(Part of a data file)
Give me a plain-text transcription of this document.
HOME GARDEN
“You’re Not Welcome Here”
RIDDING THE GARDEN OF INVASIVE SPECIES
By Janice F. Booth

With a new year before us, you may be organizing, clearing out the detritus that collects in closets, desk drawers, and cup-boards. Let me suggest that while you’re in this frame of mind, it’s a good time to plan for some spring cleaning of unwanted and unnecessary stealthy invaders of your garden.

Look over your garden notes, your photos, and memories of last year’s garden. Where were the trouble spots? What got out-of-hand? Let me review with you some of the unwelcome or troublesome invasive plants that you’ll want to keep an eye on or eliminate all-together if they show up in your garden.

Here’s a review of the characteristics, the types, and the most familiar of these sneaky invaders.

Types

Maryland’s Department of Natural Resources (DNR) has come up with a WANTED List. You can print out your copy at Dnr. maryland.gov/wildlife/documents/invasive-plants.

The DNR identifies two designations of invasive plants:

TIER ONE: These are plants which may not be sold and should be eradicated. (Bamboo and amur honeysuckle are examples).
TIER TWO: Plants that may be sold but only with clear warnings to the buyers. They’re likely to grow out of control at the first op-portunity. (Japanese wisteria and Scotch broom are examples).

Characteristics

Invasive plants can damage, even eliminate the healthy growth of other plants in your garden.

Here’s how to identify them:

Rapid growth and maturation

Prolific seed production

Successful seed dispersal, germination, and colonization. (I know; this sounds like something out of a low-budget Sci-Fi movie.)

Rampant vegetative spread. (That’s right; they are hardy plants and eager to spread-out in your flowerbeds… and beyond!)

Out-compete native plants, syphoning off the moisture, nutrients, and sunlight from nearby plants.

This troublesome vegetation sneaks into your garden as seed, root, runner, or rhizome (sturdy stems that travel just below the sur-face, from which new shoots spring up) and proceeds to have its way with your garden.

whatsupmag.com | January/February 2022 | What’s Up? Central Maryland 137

*Work to be completed*
Can you give every line above again, exactly as written?

*Answer*
Give me a plain-text transcription of this document.
HOME GARDEN
“You’re Not Welcome Here”
RIDDING THE GARDEN OF INVASIVE SPECIES
By Janice F. Booth

With a new year before us, you may be organizing, clearing out the detritus that collects in closets, desk drawers, and cup-boards. Let me suggest that while you’re in this frame of mind, it’s a good time to plan for some spring cleaning of unwanted and unnecessary stealthy invaders of your garden.

Look over your garden notes, your photos, and memories of last year’s garden. Where were the trouble spots? What got out-of-hand? Let me review with you some of the unwelcome or troublesome invasive plants that you’ll want to keep an eye on or eliminate all-together if they show up in your garden.

Here’s a review of the characteristics, the types, and the most familiar of these sneaky invaders.

Types

Maryland’s Department of Natural Resources (DNR) has come up with a WANTED List. You can print out your copy at Dnr. maryland.gov/wildlife/documents/invasive-plants.

The DNR identifies two designations of invasive plants:

TIER ONE: These are plants which may not be sold and should be eradicated. (Bamboo and amur honeysuckle are examples).
TIER TWO: Plants that may be sold but only with clear warnings to the buyers. They’re likely to grow out of control at the first op-portunity. (Japanese wisteria and Scotch broom are examples).

Characteristics

Invasive plants can damage, even eliminate the healthy growth of other plants in your garden.

Here’s how to identify them:

Rapid growth and maturation

Prolific seed production

Successful seed dispersal, germination, and colonization. (I know; this sounds like something out of a low-budget Sci-Fi movie.)

Rampant vegetative spread. (That’s right; they are hardy plants and eager to spread-out in your flowerbeds… and beyond!)

Out-compete native plants, syphoning off the moisture, nutrients, and sunlight from nearby plants.

This troublesome vegetation sneaks into your garden as seed, root, runner, or rhizome (sturdy stems that travel just below the sur-face, from which new shoots spring up) and proceeds to have its way with your garden.

whatsupmag.com | January/February 2022 | What’s Up? Central Maryland 137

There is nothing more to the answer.